* **SOURCE DOCUMENT**:
## Begin
Adding some links: https://github.com/modelcontextprotocol/modelcontextprotocol/issues/246 - request to add tracing to MCP spec https://github.com/modelcontextprotocol/modelcontextprotocol/pull/414 - fix for the spec to use params._meta for trace context propagation such as params._meta.traceparent https://github.com/open-telemetry/semantic-conventions/pull/2083 - semantic convention proposal for MCP traces and metrics.

samsp-msft avatar Apr 28 '25 23:04 samsp-msft

for the context propagation part, you can have a look at @anuraaga's code in openinference or if such a change is welcome maybe he can help raise it. I don't know the SDK specific policies about an otel dependency, but as python is flexible with imports maybe it is fine to just add it directly?

codefromthecrypt avatar May 01 '25 01:05 codefromthecrypt

Workaround for the problem of ContextVars being lost in the async streams preventing other forms of context propagation from working: https://github.com/pydantic/logfire/issues/1459

alexmojaki avatar Oct 06 '25 14:10 alexmojaki

I’d like to +1 this and suggest a slightly more structured approach that could make observability easier to adopt across MCP deployments.

Concretely, it might help to:

  1. Add a small instrumentation interface at the SDK level, e.g. something like:

    class Instrumenter(Protocol):
        def on_request_start(self, request_id: str, meta: RequestMeta) -> None: ...
        def on_request_end(self, request_id: str, result: ResultMeta) -> None: ...
        def on_error(self, request_id: str, exc: BaseException) -> None: ...
    
  • This would be pluggable from both server and client.
  • A default "no-op" instrumenter keeps behavior unchanged for users who don’t opt in.
  1. Thread request IDs into logs / spans

    • Wherever request_id is available in RequestContext, ensure it is consistently passed to the instrumenter.
    • For logging, we could use logging’s extra={...} to include request_id as a structured field.
  2. Provide a small OpenTelemetry adapter as an optional extra

    • Implement an OpenTelemetryInstrumenter in a separate module (or extra) that:

      • creates spans per MCP request/tool call,
      • emits basic metrics (latency, error counts) for tools/resources/prompts.
## End
* **DATASET EXCERPT**:
## Begin
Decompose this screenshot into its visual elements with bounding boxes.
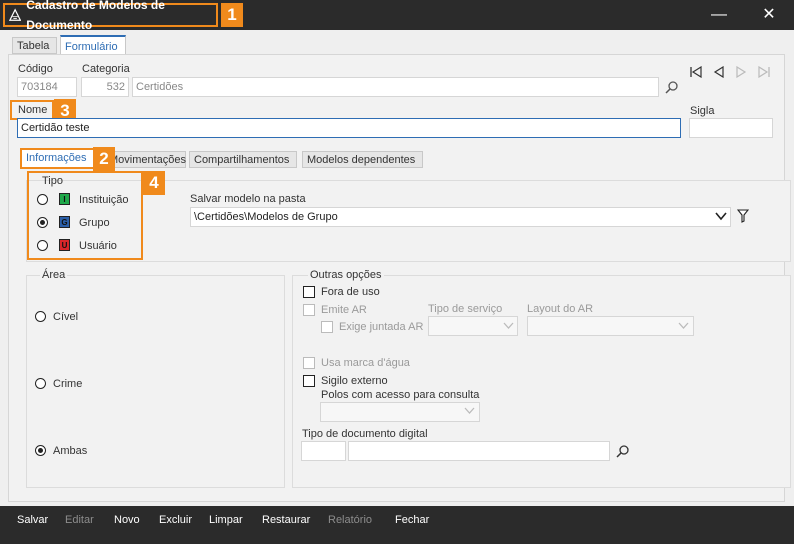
## End
* **REQUIREMENT**:
Continue the forum thread on adding tracing and observability to the MCP SDK from where it stops.

* **ANSWER TO THIS EXERCISE**:
    • This would align well with the use case described in this issue.

This keeps the core SDK decoupled from any particular telemetry stack, while making it straightforward to plug in OpenTelemetry, Sentry, or other systems via a small adapter.

If maintainers are open to this direction, I’d be happy to help draft a more concrete design or contribute an initial implementation.

dgenio avatar Nov 28 '25 12:11 dgenio

Noticed this since happen to be mentioned here a long time ago but not a maintainer. But as a general instrumenter, want to note that API can't work unless

  • instrument-start returns a value that is passed to instrument_end
  • it's one instrument function accepting a next type of function

Generally I'd recommend the latter. Langchain was stuck for going with the former with no return value. Now I can't open this link for whatever reason.

https://github.com/langchain-ai/langchain/discussions/27954

anuraaga avatar Nov 28 '25 13:11 anuraaga

OTel python uses a ContextVar to propagate the trace/span context. A ContextVar is supposed to be a per-thread and per-task variable.. Is the issue that the MCP library just uses 1 task per-connection instead of per-request, so we get the ContextVars from when the connection started ?

Or is it possibly due to where the task is getting it's context from ? According to this a anyio.Task gets it's context from the anyio.Task that call's it's start method..

Withasyncio.Task you can explicitly pass a Context..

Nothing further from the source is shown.